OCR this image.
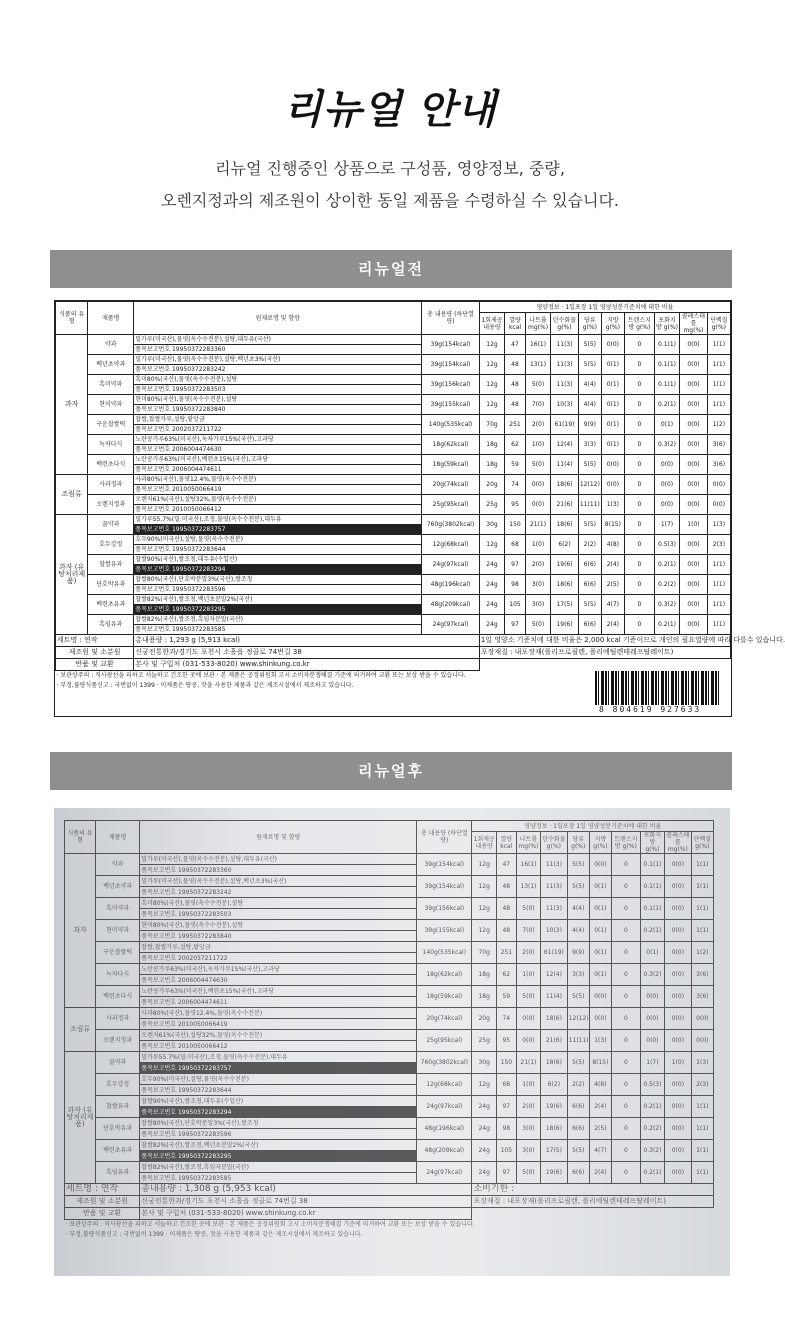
리뉴얼 안내
리뉴얼 진행중인 상품으로 구성품, 영양정보, 중량,
오렌지정과의 제조원이 상이한 동일 제품을 수령하실 수 있습니다.
리뉴얼전
식품의 유형	제품명	원재료명 및 함량	총 내용량 (하단열량)	영양정보 · 1일포장 1일 영양성분기준치에 대한 비율									
				1회제공 내용량	열량kcal	나트륨 mg(%)	탄수화물 g(%)	당류 g(%)	지방 g(%)	트랜스지방 g(%)	포화지방 g(%)	콜레스테롤 mg(%)	단백질 g(%)
과자	약과	밀가루(미국산),물엿(옥수수전분),설탕,대두유(국산)	39g(154kcal)	12g	47	16(1)	11(3)	5(5)	0(0)	0	0.1(1)	0(0)	1(1)
		품목보고번호 19950372283360											
	백년초약과	밀가루(미국산),물엿(옥수수전분),설탕,백년초3%(국산)	39g(154kcal)	12g	48	13(1)	11(3)	5(5)	0(1)	0	0.1(1)	0(0)	1(1)
		품목보고번호 19950372283242											
	흑미약과	흑미80%(국산),물엿(옥수수전분),설탕	39g(156kcal)	12g	48	5(0)	11(3)	4(4)	0(1)	0	0.1(1)	0(0)	1(1)
		품목보고번호 19950372283503											
	현미약과	현미80%(국산),물엿(옥수수전분),설탕	39g(155kcal)	12g	48	7(0)	10(3)	4(4)	0(1)	0	0.2(1)	0(0)	1(1)
		품목보고번호 19950372283840											
	구운찹쌀떡	찹쌀,찹쌀가루,설탕,팥앙금	140g(535kcal)	70g	251	2(0)	61(19)	9(9)	0(1)	0	0(1)	0(0)	1(2)
		품목보고번호 2002037211722											
	녹차다식	노란콩가루63%(미국산),녹차가루15%(국산),고과당	18g(62kcal)	18g	62	1(0)	12(4)	3(3)	0(1)	0	0.3(2)	0(0)	3(6)
		품목보고번호 2006004474630											
	백련초다식	노란콩가루63%(미국산),백련초15%(국산),고과당	18g(59kcal)	18g	59	5(0)	11(4)	5(5)	0(0)	0	0(0)	0(0)	3(6)
		품목보고번호 2006004474611											
조림류	사과정과	사과80%(국산),물엿12.4%,물엿(옥수수전분)	20g(74kcal)	20g	74	0(0)	18(6)	12(12)	0(0)	0	0(0)	0(0)	0(0)
		품목보고번호 2010050066419											
	오렌지정과	오렌지61%(국산),설탕32%,물엿(옥수수전분)	25g(95kcal)	25g	95	0(0)	21(6)	11(11)	1(3)	0	0(0)	0(0)	0(0)
		품목보고번호 2010050066412											
과자 (유탕처리제품)	꿀약과	밀가루55.7%(밀:미국산),조청,물엿(옥수수전분),대두유	760g(3802kcal)	30g	150	21(1)	18(6)	5(5)	8(15)	0	1(7)	1(0)	1(3)
		품목보고번호 19950372283757											
	호두강정	호두90%(미국산),설탕,물엿(옥수수전분)	12g(68kcal)	12g	68	1(0)	6(2)	2(2)	4(8)	0	0.5(3)	0(0)	2(3)
		품목보고번호 19950372283644											
	찹쌀유과	찹쌀90%(국산),쌀조청,대두유(수입산)	24g(97kcal)	24g	97	2(0)	19(6)	6(6)	2(4)	0	0.2(1)	0(0)	1(1)
		품목보고번호 19950372283294											
	단호박유과	찹쌀80%(국산),단호박분말3%(국산),쌀조청	48g(196kcal)	24g	98	3(0)	18(6)	6(6)	2(5)	0	0.2(2)	0(0)	1(1)
		품목보고번호 19950372283596											
	백련초유과	찹쌀82%(국산),쌀조청,백년초분말2%(국산)	48g(209kcal)	24g	105	3(0)	17(5)	5(5)	4(7)	0	0.3(2)	0(0)	1(1)
		품목보고번호 19950372283295											
	흑임유과	찹쌀82%(국산),쌀조청,흑임자분말(국산)	24g(97kcal)	24g	97	5(0)	19(6)	6(6)	2(4)	0	0.2(1)	0(0)	1(1)
		품목보고번호 19950372283585											
세트명 : 연작		총내용량 : 1,293 g (5,913 kcal)		1일 영양소 기준치에 대한 비율은 2,000 kcal 기준이므로 개인의 필요열량에 따라 다를수 있습니다.									
제조원 및 소분원		신궁전통한과/경기도 포천시 소흘읍 정골로 74번길 38		포장재질 : 내포장재(폴리프로필렌, 폴리에틸렌테레프탈레이트)									
반품 및 교환		본사 및 구입처 (031-533-8020) www.shinkung.co.kr											
· 보관상주의 : 직사광선을 피하고 서늘하고 건조한 곳에 보관 · 본 제품은 공정위원회 고시 소비자분쟁해결 기준에 의거하여 교환 또는 보상 받을 수 있습니다.													
· 부정,불량식품신고 : 국번없이 1399 · 이제품은 땅콩, 잣을 사용한 제품과 같은 제조시설에서 제조하고 있습니다.													
8 804619 927633
리뉴얼후
식품의 유형	제품명	원재료명 및 함량	총 내용량 (하단열량)	영양정보 · 1일포장 1일 영양성분기준치에 대한 비율									
				1회제공 내용량	열량kcal	나트륨 mg(%)	탄수화물 g(%)	당류 g(%)	지방 g(%)	트랜스지방 g(%)	포화지방 g(%)	콜레스테롤 mg(%)	단백질 g(%)
과자	약과	밀가루(미국산),물엿(옥수수전분),설탕,대두유(국산)	39g(154kcal)	12g	47	16(1)	11(3)	5(5)	0(0)	0	0.1(1)	0(0)	1(1)
		품목보고번호 19950372283360											
	백년초약과	밀가루(미국산),물엿(옥수수전분),설탕,백년초3%(국산)	39g(154kcal)	12g	48	13(1)	11(3)	5(5)	0(1)	0	0.1(1)	0(0)	1(1)
		품목보고번호 19950372283242											
	흑미약과	흑미80%(국산),물엿(옥수수전분),설탕	39g(156kcal)	12g	48	5(0)	11(3)	4(4)	0(1)	0	0.1(1)	0(0)	1(1)
		품목보고번호 19950372283503											
	현미약과	현미80%(국산),물엿(옥수수전분),설탕	39g(155kcal)	12g	48	7(0)	10(3)	4(4)	0(1)	0	0.2(1)	0(0)	1(1)
		품목보고번호 19950372283840											
	구운찹쌀떡	찹쌀,찹쌀가루,설탕,팥앙금	140g(535kcal)	70g	251	2(0)	61(19)	9(9)	0(1)	0	0(1)	0(0)	1(2)
		품목보고번호 2002037211722											
	녹차다식	노란콩가루63%(미국산),녹차가루15%(국산),고과당	18g(62kcal)	18g	62	1(0)	12(4)	3(3)	0(1)	0	0.3(2)	0(0)	3(6)
		품목보고번호 2006004474630											
	백련초다식	노란콩가루63%(미국산),백련초15%(국산),고과당	18g(59kcal)	18g	59	5(0)	11(4)	5(5)	0(0)	0	0(0)	0(0)	3(6)
		품목보고번호 2006004474611											
조림류	사과정과	사과80%(국산),물엿12.4%,물엿(옥수수전분)	20g(74kcal)	20g	74	0(0)	18(6)	12(12)	0(0)	0	0(0)	0(0)	0(0)
		품목보고번호 2010050066419											
	오렌지정과	오렌지61%(국산),설탕32%,물엿(옥수수전분)	25g(95kcal)	25g	95	0(0)	21(6)	11(11)	1(3)	0	0(0)	0(0)	0(0)
		품목보고번호 2010050066412											
과자 (유탕처리제품)	꿀약과	밀가루55.7%(밀:미국산),조청,물엿(옥수수전분),대두유	760g(3802kcal)	30g	150	21(1)	18(6)	5(5)	8(15)	0	1(7)	1(0)	1(3)
		품목보고번호 19950372283757											
	호두강정	호두90%(미국산),설탕,물엿(옥수수전분)	12g(68kcal)	12g	68	1(0)	6(2)	2(2)	4(8)	0	0.5(3)	0(0)	2(3)
		품목보고번호 19950372283644											
	찹쌀유과	찹쌀90%(국산),쌀조청,대두유(수입산)	24g(97kcal)	24g	97	2(0)	19(6)	6(6)	2(4)	0	0.2(1)	0(0)	1(1)
		품목보고번호 19950372283294											
	단호박유과	찹쌀80%(국산),단호박분말3%(국산),쌀조청	48g(196kcal)	24g	98	3(0)	18(6)	6(6)	2(5)	0	0.2(2)	0(0)	1(1)
		품목보고번호 19950372283596											
	백련초유과	찹쌀82%(국산),쌀조청,백년초분말2%(국산)	48g(209kcal)	24g	105	3(0)	17(5)	5(5)	4(7)	0	0.3(2)	0(0)	1(1)
		품목보고번호 19950372283295											
	흑임유과	찹쌀82%(국산),쌀조청,흑임자분말(국산)	24g(97kcal)	24g	97	5(0)	19(6)	6(6)	2(4)	0	0.2(1)	0(0)	1(1)
		품목보고번호 19950372283585											
세트명 : 연작		총내용량 : 1,308 g (5,953 kcal)		소비기한 :									
제조원 및 소분원		신궁전통한과/경기도 포천시 소흘읍 정골로 74번길 38		포장재질 : 내포장재(폴리프로필렌, 폴리에틸렌테레프탈레이트)									
반품 및 교환		본사 및 구입처 (031-533-8020) www.shinkung.co.kr											
· 보관상주의 : 직사광선을 피하고 서늘하고 건조한 곳에 보관 · 본 제품은 공정위원회 고시 소비자분쟁해결 기준에 의거하여 교환 또는 보상 받을 수 있습니다.													
· 부정,불량식품신고 : 국번없이 1399 · 이제품은 땅콩, 잣을 사용한 제품과 같은 제조시설에서 제조하고 있습니다.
__________
- [What is needed]:
Lines containing the word "국번없이" must all be returned from the material above.

- [Solved problem]:
· 부정,불량식품신고 : 국번없이 1399 · 이제품은 땅콩, 잣을 사용한 제품과 같은 제조시설에서 제조하고 있습니다.													
· 부정,불량식품신고 : 국번없이 1399 · 이제품은 땅콩, 잣을 사용한 제품과 같은 제조시설에서 제조하고 있습니다.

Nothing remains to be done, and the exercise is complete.